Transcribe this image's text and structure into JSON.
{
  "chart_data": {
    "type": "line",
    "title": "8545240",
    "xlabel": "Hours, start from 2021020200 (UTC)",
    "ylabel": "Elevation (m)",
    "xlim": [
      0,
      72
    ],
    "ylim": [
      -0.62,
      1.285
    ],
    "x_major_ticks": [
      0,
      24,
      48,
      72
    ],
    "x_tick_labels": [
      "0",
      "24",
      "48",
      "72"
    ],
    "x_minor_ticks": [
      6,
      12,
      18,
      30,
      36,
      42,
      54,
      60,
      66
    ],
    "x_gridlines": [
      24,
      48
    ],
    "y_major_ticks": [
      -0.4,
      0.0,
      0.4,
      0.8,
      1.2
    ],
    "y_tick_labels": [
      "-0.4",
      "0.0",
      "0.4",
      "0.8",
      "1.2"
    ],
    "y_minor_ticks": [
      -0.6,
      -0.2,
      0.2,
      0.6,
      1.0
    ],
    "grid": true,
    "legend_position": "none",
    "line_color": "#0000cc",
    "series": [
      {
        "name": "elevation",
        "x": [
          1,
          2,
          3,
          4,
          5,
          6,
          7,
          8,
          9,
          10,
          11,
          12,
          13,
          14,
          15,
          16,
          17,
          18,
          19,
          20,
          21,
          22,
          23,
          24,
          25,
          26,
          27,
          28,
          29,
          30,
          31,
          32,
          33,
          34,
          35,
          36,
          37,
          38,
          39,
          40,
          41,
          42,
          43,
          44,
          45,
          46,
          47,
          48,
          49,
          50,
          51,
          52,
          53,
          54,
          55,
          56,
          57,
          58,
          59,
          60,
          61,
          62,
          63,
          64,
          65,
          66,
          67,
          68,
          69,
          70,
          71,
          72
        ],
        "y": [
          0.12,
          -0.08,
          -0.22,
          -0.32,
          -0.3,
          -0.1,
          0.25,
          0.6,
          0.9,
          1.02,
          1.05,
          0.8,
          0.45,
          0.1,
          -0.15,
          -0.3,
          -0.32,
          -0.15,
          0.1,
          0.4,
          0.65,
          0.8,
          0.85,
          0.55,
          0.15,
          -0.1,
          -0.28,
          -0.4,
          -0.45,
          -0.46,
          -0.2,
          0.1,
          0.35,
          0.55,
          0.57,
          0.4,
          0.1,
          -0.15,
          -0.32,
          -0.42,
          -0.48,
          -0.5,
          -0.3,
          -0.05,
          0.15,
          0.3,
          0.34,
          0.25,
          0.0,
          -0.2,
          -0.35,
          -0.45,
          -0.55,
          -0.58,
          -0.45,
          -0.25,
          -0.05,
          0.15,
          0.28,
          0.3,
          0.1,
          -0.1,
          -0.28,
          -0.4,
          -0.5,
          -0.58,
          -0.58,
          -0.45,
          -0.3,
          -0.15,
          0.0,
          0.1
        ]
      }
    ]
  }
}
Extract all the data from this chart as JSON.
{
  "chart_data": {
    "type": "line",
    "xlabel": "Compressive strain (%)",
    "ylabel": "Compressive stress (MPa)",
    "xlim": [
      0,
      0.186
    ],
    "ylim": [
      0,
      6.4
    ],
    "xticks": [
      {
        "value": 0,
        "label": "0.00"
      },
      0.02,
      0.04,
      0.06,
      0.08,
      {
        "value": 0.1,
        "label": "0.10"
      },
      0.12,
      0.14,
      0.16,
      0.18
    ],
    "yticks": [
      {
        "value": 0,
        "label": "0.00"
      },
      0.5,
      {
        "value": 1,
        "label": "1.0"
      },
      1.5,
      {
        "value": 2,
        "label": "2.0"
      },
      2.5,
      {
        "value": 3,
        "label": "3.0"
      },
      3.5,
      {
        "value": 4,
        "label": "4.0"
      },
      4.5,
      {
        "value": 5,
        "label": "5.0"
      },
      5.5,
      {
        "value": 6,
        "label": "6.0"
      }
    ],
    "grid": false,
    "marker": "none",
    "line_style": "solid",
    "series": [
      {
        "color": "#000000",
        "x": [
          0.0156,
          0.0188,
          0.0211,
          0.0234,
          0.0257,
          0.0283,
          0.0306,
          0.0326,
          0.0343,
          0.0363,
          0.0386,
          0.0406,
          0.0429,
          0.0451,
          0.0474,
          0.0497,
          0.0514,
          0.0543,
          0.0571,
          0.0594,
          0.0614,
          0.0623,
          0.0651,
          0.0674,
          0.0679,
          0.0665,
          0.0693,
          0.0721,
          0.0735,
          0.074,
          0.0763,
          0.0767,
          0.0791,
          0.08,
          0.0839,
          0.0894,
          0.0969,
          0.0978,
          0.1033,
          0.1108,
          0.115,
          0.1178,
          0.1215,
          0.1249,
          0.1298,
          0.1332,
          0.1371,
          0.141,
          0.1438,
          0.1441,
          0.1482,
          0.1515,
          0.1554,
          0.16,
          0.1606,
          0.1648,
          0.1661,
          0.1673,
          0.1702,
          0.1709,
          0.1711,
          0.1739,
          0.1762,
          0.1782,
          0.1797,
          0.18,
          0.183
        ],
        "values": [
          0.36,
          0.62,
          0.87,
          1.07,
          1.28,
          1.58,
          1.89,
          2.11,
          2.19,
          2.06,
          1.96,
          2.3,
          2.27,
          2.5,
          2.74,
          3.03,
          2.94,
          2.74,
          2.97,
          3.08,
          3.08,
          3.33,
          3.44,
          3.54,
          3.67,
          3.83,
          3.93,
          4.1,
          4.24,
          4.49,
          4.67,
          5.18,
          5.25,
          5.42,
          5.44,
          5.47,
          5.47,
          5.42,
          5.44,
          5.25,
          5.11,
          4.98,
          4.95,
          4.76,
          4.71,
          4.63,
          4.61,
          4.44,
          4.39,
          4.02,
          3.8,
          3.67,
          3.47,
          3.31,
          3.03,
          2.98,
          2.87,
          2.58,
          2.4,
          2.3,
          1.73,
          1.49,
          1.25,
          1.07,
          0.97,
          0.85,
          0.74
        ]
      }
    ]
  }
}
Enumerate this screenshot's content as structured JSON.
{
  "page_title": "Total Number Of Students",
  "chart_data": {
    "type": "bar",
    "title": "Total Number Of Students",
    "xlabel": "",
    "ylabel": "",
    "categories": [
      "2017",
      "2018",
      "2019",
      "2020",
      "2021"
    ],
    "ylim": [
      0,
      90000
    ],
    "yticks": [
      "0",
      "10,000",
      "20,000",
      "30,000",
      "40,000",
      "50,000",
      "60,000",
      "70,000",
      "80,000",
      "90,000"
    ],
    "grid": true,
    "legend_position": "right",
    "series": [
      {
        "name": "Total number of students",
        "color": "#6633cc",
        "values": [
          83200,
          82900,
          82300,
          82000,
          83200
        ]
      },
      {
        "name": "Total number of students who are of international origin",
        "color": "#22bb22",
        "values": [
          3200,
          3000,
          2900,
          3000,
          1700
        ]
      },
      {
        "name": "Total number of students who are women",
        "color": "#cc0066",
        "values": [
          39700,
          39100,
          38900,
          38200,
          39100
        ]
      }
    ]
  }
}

→ **Required work**
Report only the number of lines in the data above that contain "xlabel".

→ **Answer for the task**
3